• **Job**: Each entry has to be copied exactly, with nothing missed.

A run of records:
━━━━━━━━━━━━━━━━━━━━━━━━━━━━━━
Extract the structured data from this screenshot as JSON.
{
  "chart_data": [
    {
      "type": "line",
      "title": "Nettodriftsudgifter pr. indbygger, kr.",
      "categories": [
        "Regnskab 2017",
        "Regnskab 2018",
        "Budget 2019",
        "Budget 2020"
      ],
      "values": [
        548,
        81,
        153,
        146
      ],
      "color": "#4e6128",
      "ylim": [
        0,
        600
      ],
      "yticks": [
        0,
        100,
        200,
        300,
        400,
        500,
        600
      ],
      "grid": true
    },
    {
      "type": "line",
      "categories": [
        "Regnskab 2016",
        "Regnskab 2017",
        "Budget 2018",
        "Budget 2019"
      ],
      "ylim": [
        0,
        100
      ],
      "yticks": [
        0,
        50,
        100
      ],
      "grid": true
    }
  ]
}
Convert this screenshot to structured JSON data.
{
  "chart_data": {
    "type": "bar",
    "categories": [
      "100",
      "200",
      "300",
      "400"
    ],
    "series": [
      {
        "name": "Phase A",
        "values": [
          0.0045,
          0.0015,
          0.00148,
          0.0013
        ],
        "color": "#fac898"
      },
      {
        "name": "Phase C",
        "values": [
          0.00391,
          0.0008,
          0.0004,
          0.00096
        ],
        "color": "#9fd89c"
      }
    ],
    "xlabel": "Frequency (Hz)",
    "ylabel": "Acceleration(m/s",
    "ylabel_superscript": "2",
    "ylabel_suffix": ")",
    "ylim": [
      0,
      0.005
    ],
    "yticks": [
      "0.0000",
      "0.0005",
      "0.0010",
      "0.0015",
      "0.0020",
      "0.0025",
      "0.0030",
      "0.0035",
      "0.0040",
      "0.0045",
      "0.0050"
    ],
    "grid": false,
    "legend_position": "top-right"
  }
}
━━━━━━━━━━━━━━━━━━━━━━━━━━━━━━
• **Final result**:
Extract the structured data from this screenshot as JSON.
{
  "chart_data": [
    {
      "type": "line",
      "title": "Nettodriftsudgifter pr. indbygger, kr.",
      "categories": [
        "Regnskab 2017",
        "Regnskab 2018",
        "Budget 2019",
        "Budget 2020"
      ],
      "values": [
        548,
        81,
        153,
        146
      ],
      "color": "#4e6128",
      "ylim": [
        0,
        600
      ],
      "yticks": [
        0,
        100,
        200,
        300,
        400,
        500,
        600
      ],
      "grid": true
    },
    {
      "type": "line",
      "categories": [
        "Regnskab 2016",
        "Regnskab 2017",
        "Budget 2018",
        "Budget 2019"
      ],
      "ylim": [
        0,
        100
      ],
      "yticks": [
        0,
        50,
        100
      ],
      "grid": true
    }
  ]
}
Convert this screenshot to structured JSON data.
{
  "chart_data": {
    "type": "bar",
    "categories": [
      "100",
      "200",
      "300",
      "400"
    ],
    "series": [
      {
        "name": "Phase A",
        "values": [
          0.0045,
          0.0015,
          0.00148,
          0.0013
        ],
        "color": "#fac898"
      },
      {
        "name": "Phase C",
        "values": [
          0.00391,
          0.0008,
          0.0004,
          0.00096
        ],
        "color": "#9fd89c"
      }
    ],
    "xlabel": "Frequency (Hz)",
    "ylabel": "Acceleration(m/s",
    "ylabel_superscript": "2",
    "ylabel_suffix": ")",
    "ylim": [
      0,
      0.005
    ],
    "yticks": [
      "0.0000",
      "0.0005",
      "0.0010",
      "0.0015",
      "0.0020",
      "0.0025",
      "0.0030",
      "0.0035",
      "0.0040",
      "0.0045",
      "0.0050"
    ],
    "grid": false,
    "legend_position": "top-right"
  }
}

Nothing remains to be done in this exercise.